## INPUT
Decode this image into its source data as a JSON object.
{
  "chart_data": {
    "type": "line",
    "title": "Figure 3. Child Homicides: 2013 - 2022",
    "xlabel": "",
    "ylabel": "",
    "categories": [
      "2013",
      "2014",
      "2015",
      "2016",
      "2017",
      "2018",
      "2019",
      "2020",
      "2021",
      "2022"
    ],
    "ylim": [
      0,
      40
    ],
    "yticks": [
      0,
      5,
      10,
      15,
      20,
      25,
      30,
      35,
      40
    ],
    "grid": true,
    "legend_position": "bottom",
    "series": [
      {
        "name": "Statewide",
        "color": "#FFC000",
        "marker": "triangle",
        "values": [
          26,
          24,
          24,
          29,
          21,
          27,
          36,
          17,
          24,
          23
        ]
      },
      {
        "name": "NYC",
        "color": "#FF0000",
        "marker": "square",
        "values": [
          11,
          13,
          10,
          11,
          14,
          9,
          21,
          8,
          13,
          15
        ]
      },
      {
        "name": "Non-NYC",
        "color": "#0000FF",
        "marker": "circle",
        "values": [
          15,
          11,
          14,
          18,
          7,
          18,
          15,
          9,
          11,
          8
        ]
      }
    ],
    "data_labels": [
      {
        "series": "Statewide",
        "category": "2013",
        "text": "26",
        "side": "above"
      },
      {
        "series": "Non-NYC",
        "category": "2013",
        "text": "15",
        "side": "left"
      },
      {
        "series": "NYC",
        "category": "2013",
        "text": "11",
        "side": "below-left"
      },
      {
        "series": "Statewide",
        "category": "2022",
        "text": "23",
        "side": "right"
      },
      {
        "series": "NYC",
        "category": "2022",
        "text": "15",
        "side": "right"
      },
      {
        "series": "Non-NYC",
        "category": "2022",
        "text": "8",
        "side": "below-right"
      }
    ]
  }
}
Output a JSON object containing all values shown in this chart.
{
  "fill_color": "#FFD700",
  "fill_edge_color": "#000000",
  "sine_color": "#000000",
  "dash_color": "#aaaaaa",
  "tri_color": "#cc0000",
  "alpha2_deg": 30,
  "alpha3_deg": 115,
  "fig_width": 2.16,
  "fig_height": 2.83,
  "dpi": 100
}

## GOAL OF THE EXERCISE
Repeat word for word each line from the one with "Output a JSON" to the end of the records above, inclusive.

## RESULT
Output a JSON object containing all values shown in this chart.
{
  "fill_color": "#FFD700",
  "fill_edge_color": "#000000",
  "sine_color": "#000000",
  "dash_color": "#aaaaaa",
  "tri_color": "#cc0000",
  "alpha2_deg": 30,
  "alpha3_deg": 115,
  "fig_width": 2.16,
  "fig_height": 2.83,
  "dpi": 100
}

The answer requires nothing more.